:: RECORD LIST ::
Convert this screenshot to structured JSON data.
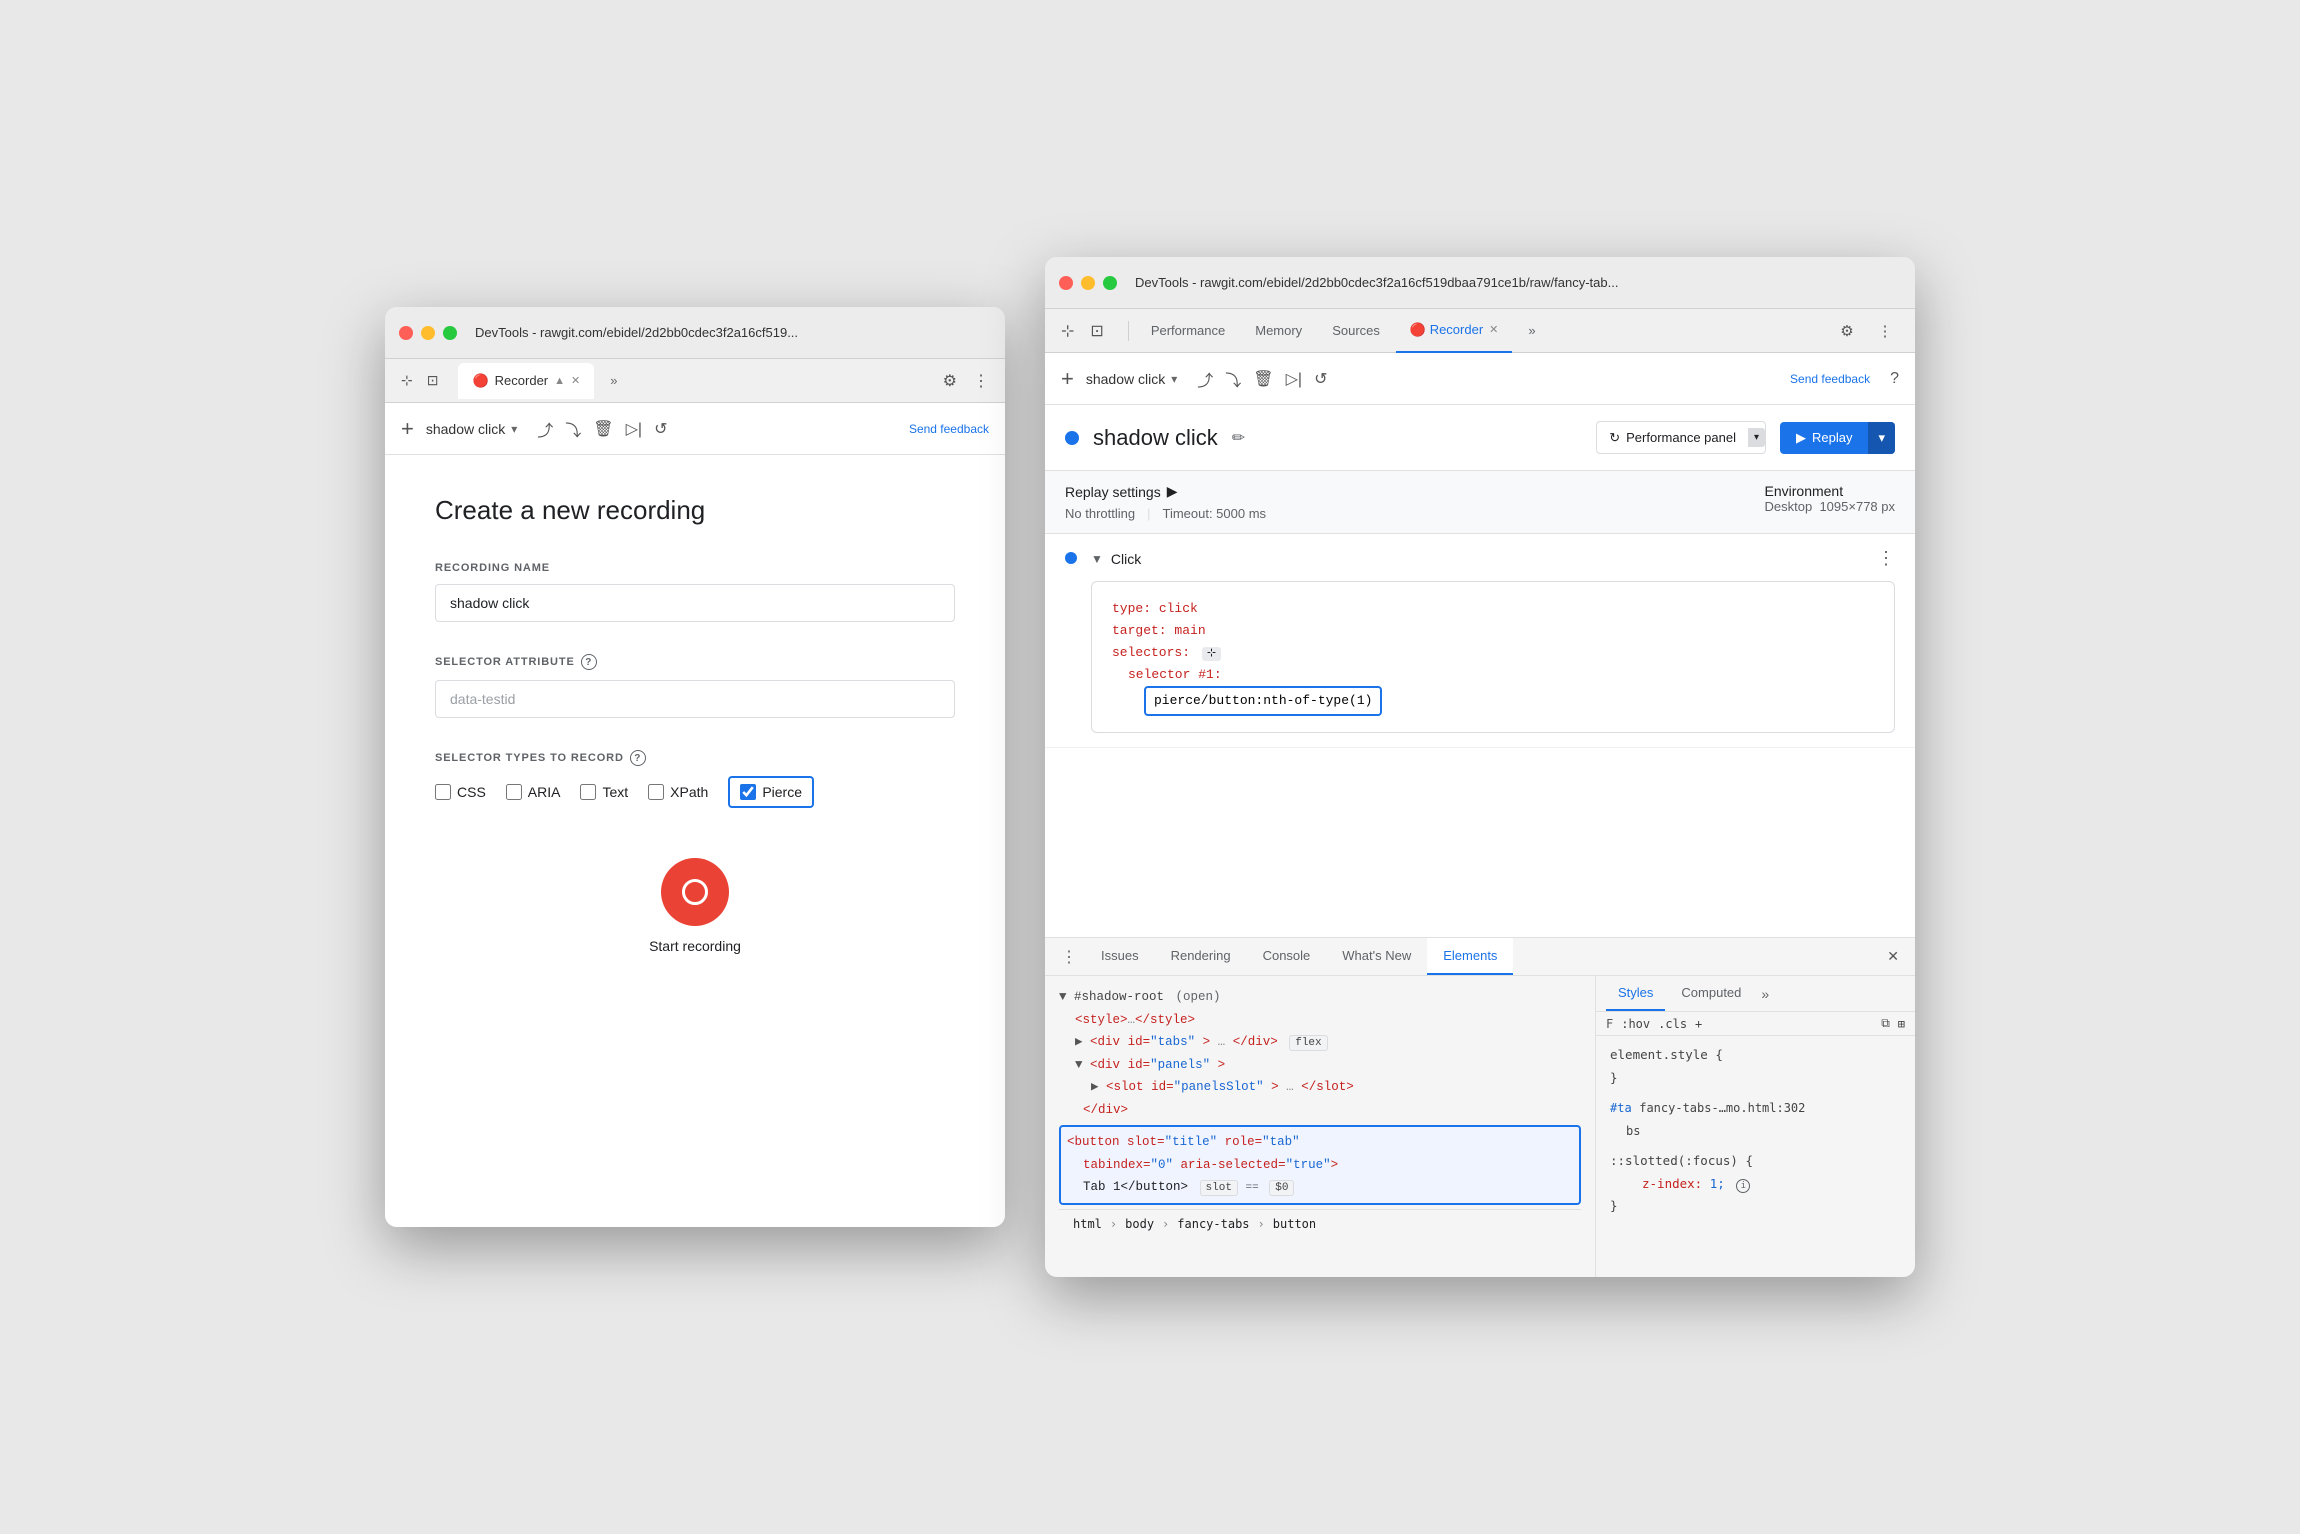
{
  "left_window": {
    "title": "DevTools - rawgit.com/ebidel/2d2bb0cdec3f2a16cf519...",
    "tab_label": "Recorder",
    "tab_icon": "🔴",
    "recording_name": "shadow click",
    "send_feedback": "Send feedback",
    "panel": {
      "title": "Create a new recording",
      "recording_name_label": "RECORDING NAME",
      "recording_name_value": "shadow click",
      "selector_attr_label": "SELECTOR ATTRIBUTE",
      "selector_attr_placeholder": "data-testid",
      "selector_types_label": "SELECTOR TYPES TO RECORD",
      "checkboxes": [
        {
          "id": "css",
          "label": "CSS",
          "checked": false
        },
        {
          "id": "aria",
          "label": "ARIA",
          "checked": false
        },
        {
          "id": "text",
          "label": "Text",
          "checked": false
        },
        {
          "id": "xpath",
          "label": "XPath",
          "checked": false
        },
        {
          "id": "pierce",
          "label": "Pierce",
          "checked": true
        }
      ],
      "start_recording_label": "Start recording"
    }
  },
  "right_window": {
    "title": "DevTools - rawgit.com/ebidel/2d2bb0cdec3f2a16cf519dbaa791ce1b/raw/fancy-tab...",
    "nav_tabs": [
      "Performance",
      "Memory",
      "Sources",
      "Recorder",
      ""
    ],
    "active_tab": "Recorder",
    "toolbar_icons": [
      "upload",
      "download",
      "delete",
      "step",
      "replay"
    ],
    "send_feedback": "Send feedback",
    "help": "?",
    "recording_name": "shadow click",
    "perf_panel_btn": "Performance panel",
    "replay_btn": "Replay",
    "replay_settings": {
      "title": "Replay settings",
      "no_throttling": "No throttling",
      "timeout": "Timeout: 5000 ms"
    },
    "environment": {
      "label": "Environment",
      "value": "Desktop",
      "resolution": "1095×778 px"
    },
    "step": {
      "title": "Click",
      "type_key": "type:",
      "type_val": "click",
      "target_key": "target:",
      "target_val": "main",
      "selectors_key": "selectors:",
      "selector1_key": "selector #1:",
      "selector1_val": "pierce/button:nth-of-type(1)"
    },
    "bottom_tabs": [
      "Issues",
      "Rendering",
      "Console",
      "What's New",
      "Elements"
    ],
    "active_bottom_tab": "Elements",
    "dom": {
      "shadow_root": "▼ #shadow-root",
      "shadow_open": "(open)",
      "style_tag": "<style>…</style>",
      "div_tabs": "<div id=\"tabs\">…</div>",
      "flex_badge": "flex",
      "div_panels": "<div id=\"panels\">",
      "slot_panels": "<slot id=\"panelsSlot\">…</slot>",
      "div_close": "</div>",
      "button_html": "<button slot=\"title\" role=\"tab\"",
      "button_tabindex": "tabindex=\"0\" aria-selected=\"true\">",
      "button_text": "Tab 1</button>",
      "slot_badge": "slot",
      "dollar_badge": "== $0"
    },
    "breadcrumb": [
      "html",
      "body",
      "fancy-tabs",
      "button"
    ],
    "styles": {
      "tabs": [
        "Styles",
        "Computed"
      ],
      "toolbar_items": [
        "F",
        ":hov",
        ".cls",
        "+"
      ],
      "rule1_selector": "element.style {",
      "rule1_close": "}",
      "rule2_selector": "#ta",
      "rule2_source": "fancy-tabs-…mo.html:302",
      "rule2_extra": "bs",
      "rule3_selector": "::slotted(:focus) {",
      "rule3_prop": "z-index:",
      "rule3_val": "1;",
      "rule3_close": "}"
    }
  }
}
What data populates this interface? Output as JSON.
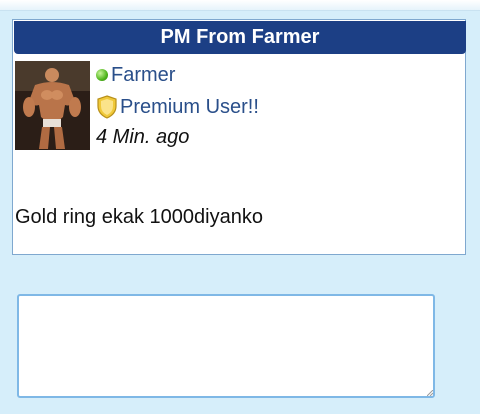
{
  "pm": {
    "title": "PM From Farmer",
    "sender": {
      "name": "Farmer",
      "status": "online",
      "status_color": "#4fb51c",
      "avatar_icon": "bodybuilder-avatar"
    },
    "rank": {
      "icon": "shield-badge-icon",
      "label": "Premium User!!"
    },
    "time": "4 Min. ago",
    "message": "Gold ring ekak 1000diyanko"
  },
  "reply": {
    "value": "",
    "placeholder": ""
  },
  "colors": {
    "header_bg": "#1c3f85",
    "page_bg": "#d6eefa",
    "link": "#2a4f8a"
  }
}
:::
| WHAT IS BEING ASKED |
Every line should be retyped exactly, with the pictures omitted.

| TASK RESPONSE |
Convert this screenshot to structured JSON data.
{
  "left_window": {
    "title": "DevTools - rawgit.com/ebidel/2d2bb0cdec3f2a16cf519...",
    "tab_label": "Recorder",
    "tab_icon": "🔴",
    "recording_name": "shadow click",
    "send_feedback": "Send feedback",
    "panel": {
      "title": "Create a new recording",
      "recording_name_label": "RECORDING NAME",
      "recording_name_value": "shadow click",
      "selector_attr_label": "SELECTOR ATTRIBUTE",
      "selector_attr_placeholder": "data-testid",
      "selector_types_label": "SELECTOR TYPES TO RECORD",
      "checkboxes": [
        {
          "id": "css",
          "label": "CSS",
          "checked": false
        },
        {
          "id": "aria",
          "label": "ARIA",
          "checked": false
        },
        {
          "id": "text",
          "label": "Text",
          "checked": false
        },
        {
          "id": "xpath",
          "label": "XPath",
          "checked": false
        },
        {
          "id": "pierce",
          "label": "Pierce",
          "checked": true
        }
      ],
      "start_recording_label": "Start recording"
    }
  },
  "right_window": {
    "title": "DevTools - rawgit.com/ebidel/2d2bb0cdec3f2a16cf519dbaa791ce1b/raw/fancy-tab...",
    "nav_tabs": [
      "Performance",
      "Memory",
      "Sources",
      "Recorder",
      ""
    ],
    "active_tab": "Recorder",
    "toolbar_icons": [
      "upload",
      "download",
      "delete",
      "step",
      "replay"
    ],
    "send_feedback": "Send feedback",
    "help": "?",
    "recording_name": "shadow click",
    "perf_panel_btn": "Performance panel",
    "replay_btn": "Replay",
    "replay_settings": {
      "title": "Replay settings",
      "no_throttling": "No throttling",
      "timeout": "Timeout: 5000 ms"
    },
    "environment": {
      "label": "Environment",
      "value": "Desktop",
      "resolution": "1095×778 px"
    },
    "step": {
      "title": "Click",
      "type_key": "type:",
      "type_val": "click",
      "target_key": "target:",
      "target_val": "main",
      "selectors_key": "selectors:",
      "selector1_key": "selector #1:",
      "selector1_val": "pierce/button:nth-of-type(1)"
    },
    "bottom_tabs": [
      "Issues",
      "Rendering",
      "Console",
      "What's New",
      "Elements"
    ],
    "active_bottom_tab": "Elements",
    "dom": {
      "shadow_root": "▼ #shadow-root",
      "shadow_open": "(open)",
      "style_tag": "<style>…</style>",
      "div_tabs": "<div id=\"tabs\">…</div>",
      "flex_badge": "flex",
      "div_panels": "<div id=\"panels\">",
      "slot_panels": "<slot id=\"panelsSlot\">…</slot>",
      "div_close": "</div>",
      "button_html": "<button slot=\"title\" role=\"tab\"",
      "button_tabindex": "tabindex=\"0\" aria-selected=\"true\">",
      "button_text": "Tab 1</button>",
      "slot_badge": "slot",
      "dollar_badge": "== $0"
    },
    "breadcrumb": [
      "html",
      "body",
      "fancy-tabs",
      "button"
    ],
    "styles": {
      "tabs": [
        "Styles",
        "Computed"
      ],
      "toolbar_items": [
        "F",
        ":hov",
        ".cls",
        "+"
      ],
      "rule1_selector": "element.style {",
      "rule1_close": "}",
      "rule2_selector": "#ta",
      "rule2_source": "fancy-tabs-…mo.html:302",
      "rule2_extra": "bs",
      "rule3_selector": "::slotted(:focus) {",
      "rule3_prop": "z-index:",
      "rule3_val": "1;",
      "rule3_close": "}"
    }
  }
}
What data populates this interface? Output as JSON.
{
  "pm": {
    "title": "PM From Farmer",
    "sender": {
      "name": "Farmer",
      "status": "online",
      "status_color": "#4fb51c",
      "avatar_icon": "bodybuilder-avatar"
    },
    "rank": {
      "icon": "shield-badge-icon",
      "label": "Premium User!!"
    },
    "time": "4 Min. ago",
    "message": "Gold ring ekak 1000diyanko"
  },
  "reply": {
    "value": "",
    "placeholder": ""
  },
  "colors": {
    "header_bg": "#1c3f85",
    "page_bg": "#d6eefa",
    "link": "#2a4f8a"
  }
}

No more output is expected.